- [The task]: Check every line for the word "کلیک" and state how many lines have it. Reply with the number alone.

+++ Task data

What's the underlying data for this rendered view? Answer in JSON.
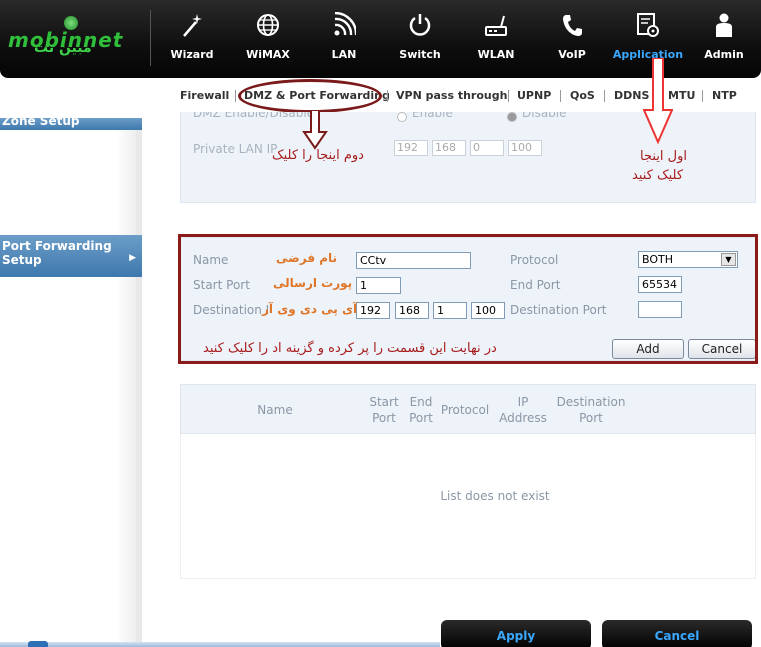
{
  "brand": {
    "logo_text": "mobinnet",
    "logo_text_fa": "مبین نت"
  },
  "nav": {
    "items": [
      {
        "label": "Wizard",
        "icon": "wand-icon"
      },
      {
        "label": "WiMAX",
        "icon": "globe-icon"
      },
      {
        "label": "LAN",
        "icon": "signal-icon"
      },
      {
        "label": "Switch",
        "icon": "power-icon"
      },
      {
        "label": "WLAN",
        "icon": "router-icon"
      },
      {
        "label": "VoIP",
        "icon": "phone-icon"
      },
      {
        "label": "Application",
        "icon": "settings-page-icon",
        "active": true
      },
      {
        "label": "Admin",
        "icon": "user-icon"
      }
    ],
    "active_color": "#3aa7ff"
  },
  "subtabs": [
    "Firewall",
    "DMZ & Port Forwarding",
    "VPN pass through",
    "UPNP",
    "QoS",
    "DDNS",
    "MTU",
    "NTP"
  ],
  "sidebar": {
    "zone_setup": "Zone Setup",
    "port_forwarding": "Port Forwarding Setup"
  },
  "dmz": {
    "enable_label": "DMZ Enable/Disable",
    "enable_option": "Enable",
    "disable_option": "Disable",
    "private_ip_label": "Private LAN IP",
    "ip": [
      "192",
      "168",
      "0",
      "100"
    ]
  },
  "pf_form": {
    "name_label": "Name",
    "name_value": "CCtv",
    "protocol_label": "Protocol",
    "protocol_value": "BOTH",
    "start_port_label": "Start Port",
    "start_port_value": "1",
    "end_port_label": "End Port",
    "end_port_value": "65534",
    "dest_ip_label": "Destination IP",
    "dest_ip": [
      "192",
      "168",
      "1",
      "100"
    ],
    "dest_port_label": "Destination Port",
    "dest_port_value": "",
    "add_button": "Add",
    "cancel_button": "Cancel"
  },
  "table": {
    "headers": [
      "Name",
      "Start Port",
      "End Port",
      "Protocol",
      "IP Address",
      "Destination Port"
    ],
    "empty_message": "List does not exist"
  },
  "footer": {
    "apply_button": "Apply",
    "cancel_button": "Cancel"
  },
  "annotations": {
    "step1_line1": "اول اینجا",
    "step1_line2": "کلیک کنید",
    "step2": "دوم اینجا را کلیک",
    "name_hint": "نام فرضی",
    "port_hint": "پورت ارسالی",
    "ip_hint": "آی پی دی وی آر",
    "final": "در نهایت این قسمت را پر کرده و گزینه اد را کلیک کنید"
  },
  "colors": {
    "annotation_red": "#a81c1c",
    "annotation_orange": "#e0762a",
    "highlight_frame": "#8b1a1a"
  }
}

++++++

- [Exercise result]: 3